### [Available data]
****

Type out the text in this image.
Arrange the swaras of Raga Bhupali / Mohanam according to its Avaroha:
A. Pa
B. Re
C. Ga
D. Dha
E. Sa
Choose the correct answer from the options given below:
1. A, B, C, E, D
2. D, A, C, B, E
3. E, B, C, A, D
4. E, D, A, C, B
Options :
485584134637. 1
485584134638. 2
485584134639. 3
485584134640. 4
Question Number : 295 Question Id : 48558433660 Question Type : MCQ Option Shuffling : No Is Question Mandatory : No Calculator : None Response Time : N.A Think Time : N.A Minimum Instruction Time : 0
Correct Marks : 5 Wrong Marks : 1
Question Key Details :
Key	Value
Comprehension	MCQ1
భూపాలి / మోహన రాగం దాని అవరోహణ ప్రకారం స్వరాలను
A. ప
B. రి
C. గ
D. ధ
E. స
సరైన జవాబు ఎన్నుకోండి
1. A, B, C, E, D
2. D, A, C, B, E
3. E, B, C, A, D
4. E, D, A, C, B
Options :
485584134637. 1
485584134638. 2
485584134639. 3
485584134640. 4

****

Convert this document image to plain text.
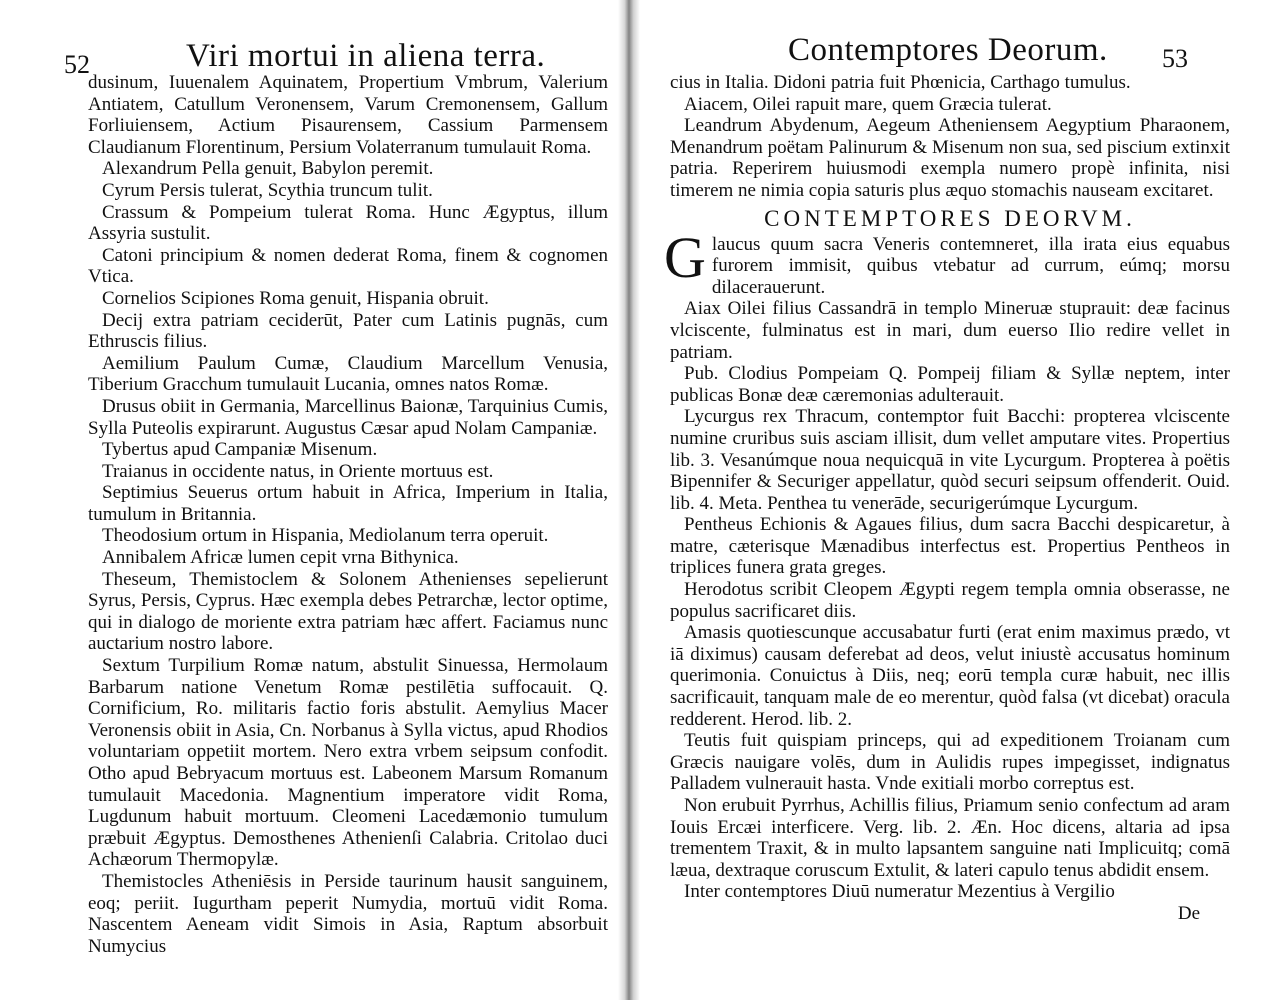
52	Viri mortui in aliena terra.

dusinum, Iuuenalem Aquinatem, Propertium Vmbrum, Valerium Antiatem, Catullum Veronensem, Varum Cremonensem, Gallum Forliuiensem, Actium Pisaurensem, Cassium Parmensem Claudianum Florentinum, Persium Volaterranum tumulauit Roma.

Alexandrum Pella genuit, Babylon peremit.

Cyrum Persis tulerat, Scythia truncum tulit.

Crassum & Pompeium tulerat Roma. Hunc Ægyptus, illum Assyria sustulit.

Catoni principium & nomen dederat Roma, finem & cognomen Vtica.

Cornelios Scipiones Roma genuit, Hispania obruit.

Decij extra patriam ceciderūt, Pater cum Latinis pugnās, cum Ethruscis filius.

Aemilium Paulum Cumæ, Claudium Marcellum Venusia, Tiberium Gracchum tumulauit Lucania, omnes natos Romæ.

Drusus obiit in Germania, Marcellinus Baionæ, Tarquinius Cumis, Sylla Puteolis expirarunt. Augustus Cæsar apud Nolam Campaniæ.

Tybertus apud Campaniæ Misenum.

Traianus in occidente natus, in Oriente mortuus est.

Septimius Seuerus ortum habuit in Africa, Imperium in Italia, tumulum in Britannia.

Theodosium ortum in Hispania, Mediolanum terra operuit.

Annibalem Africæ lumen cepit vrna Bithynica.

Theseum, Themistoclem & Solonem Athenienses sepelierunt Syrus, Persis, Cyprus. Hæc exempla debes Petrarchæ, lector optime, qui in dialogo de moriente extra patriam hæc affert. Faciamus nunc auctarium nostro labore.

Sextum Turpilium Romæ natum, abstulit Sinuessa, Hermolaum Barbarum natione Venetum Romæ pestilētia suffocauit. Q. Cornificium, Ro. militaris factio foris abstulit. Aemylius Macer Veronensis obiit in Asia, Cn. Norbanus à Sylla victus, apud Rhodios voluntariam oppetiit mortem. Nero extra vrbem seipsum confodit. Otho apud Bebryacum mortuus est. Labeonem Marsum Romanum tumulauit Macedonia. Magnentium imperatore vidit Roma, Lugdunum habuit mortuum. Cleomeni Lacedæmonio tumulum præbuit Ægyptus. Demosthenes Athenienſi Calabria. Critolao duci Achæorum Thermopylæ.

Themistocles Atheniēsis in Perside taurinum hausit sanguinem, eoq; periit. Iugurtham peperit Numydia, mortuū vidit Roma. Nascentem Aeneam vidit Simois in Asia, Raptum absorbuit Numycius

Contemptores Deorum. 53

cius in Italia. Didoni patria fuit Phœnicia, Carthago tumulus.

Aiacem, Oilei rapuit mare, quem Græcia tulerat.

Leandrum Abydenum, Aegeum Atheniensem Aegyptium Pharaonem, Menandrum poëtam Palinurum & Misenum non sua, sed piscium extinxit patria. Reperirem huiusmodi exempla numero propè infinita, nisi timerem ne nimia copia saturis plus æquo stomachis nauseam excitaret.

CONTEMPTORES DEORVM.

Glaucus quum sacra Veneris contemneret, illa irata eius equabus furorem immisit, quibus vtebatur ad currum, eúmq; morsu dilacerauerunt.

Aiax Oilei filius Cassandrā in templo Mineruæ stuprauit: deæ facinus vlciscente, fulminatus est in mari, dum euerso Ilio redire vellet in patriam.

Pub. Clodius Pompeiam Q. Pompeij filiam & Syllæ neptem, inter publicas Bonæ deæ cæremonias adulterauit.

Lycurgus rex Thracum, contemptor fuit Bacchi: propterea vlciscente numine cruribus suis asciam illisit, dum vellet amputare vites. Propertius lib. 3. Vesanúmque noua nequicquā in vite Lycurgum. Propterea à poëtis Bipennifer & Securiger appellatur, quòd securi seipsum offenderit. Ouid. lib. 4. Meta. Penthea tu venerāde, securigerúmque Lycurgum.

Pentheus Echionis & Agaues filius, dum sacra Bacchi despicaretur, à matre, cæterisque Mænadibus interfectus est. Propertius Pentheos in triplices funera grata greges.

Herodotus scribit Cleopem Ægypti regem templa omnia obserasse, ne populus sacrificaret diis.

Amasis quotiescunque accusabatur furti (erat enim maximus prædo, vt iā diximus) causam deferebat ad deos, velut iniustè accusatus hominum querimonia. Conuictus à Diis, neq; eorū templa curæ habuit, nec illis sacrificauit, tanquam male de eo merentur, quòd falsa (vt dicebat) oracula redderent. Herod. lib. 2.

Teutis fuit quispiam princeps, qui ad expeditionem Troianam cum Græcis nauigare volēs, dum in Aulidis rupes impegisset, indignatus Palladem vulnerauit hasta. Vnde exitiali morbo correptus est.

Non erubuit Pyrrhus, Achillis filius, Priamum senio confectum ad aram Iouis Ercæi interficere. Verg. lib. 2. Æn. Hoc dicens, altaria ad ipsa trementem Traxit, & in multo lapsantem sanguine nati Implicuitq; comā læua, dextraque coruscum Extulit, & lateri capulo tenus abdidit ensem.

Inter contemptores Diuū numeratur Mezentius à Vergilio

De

****

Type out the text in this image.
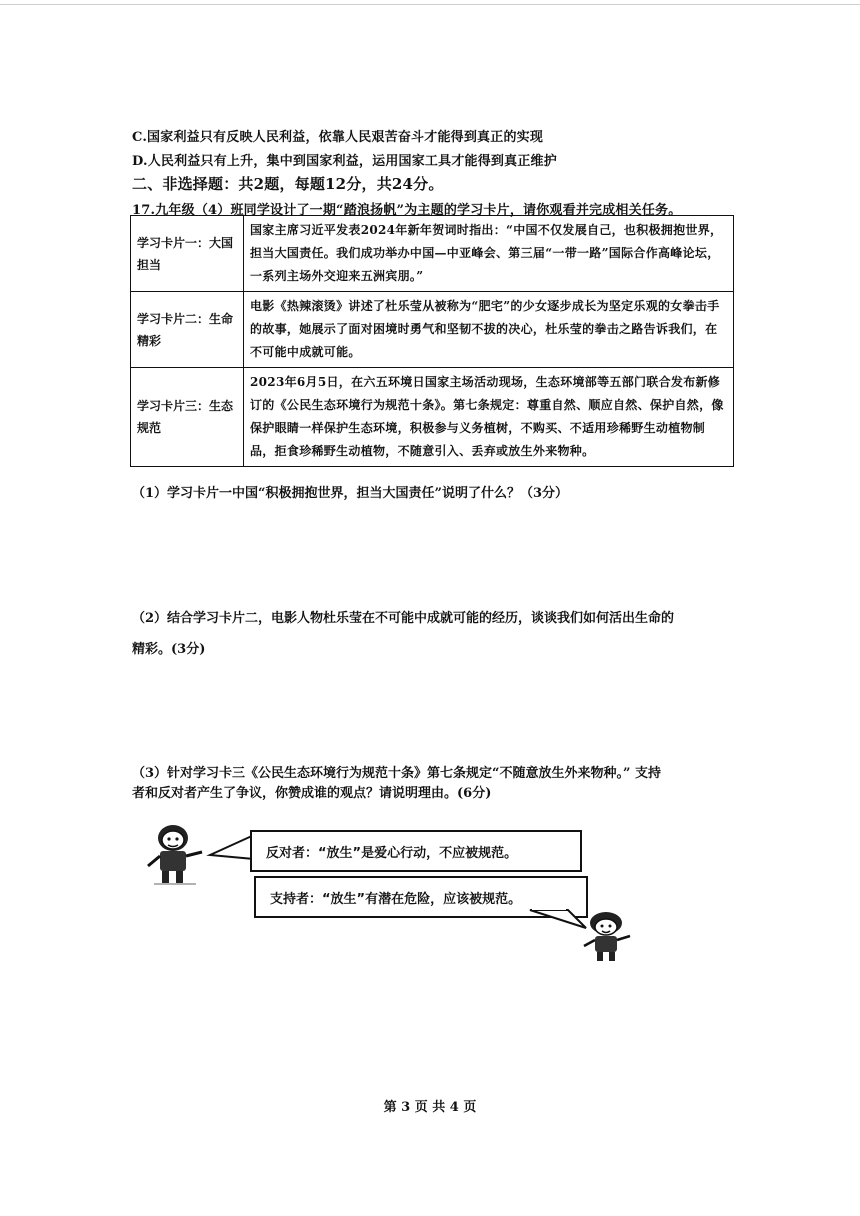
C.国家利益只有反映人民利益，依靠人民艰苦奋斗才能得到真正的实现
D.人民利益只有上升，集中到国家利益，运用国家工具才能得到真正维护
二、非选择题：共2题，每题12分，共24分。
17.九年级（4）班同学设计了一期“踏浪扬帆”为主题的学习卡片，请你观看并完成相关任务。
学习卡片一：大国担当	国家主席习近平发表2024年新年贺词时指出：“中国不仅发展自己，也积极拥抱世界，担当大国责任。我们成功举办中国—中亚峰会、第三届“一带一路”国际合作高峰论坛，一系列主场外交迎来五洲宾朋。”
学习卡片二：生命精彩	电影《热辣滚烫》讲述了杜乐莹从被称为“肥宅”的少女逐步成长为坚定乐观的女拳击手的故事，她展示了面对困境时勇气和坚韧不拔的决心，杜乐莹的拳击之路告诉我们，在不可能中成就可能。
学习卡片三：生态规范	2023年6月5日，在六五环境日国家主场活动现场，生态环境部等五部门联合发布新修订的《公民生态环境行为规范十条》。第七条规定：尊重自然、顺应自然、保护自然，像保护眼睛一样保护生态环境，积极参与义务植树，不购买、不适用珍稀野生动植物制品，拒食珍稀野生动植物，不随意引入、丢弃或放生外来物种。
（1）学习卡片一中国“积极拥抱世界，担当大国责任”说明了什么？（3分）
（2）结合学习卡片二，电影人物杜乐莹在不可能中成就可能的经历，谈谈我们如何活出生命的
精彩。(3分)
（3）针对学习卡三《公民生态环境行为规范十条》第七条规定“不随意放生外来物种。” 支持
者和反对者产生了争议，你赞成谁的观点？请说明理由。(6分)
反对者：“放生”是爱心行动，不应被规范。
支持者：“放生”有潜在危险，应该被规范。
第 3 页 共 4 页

****

### [Stated problem]
In the listing above, how many lines include the word "tulerat"? Answer with the number and nothing more.

### [Response to this task]
3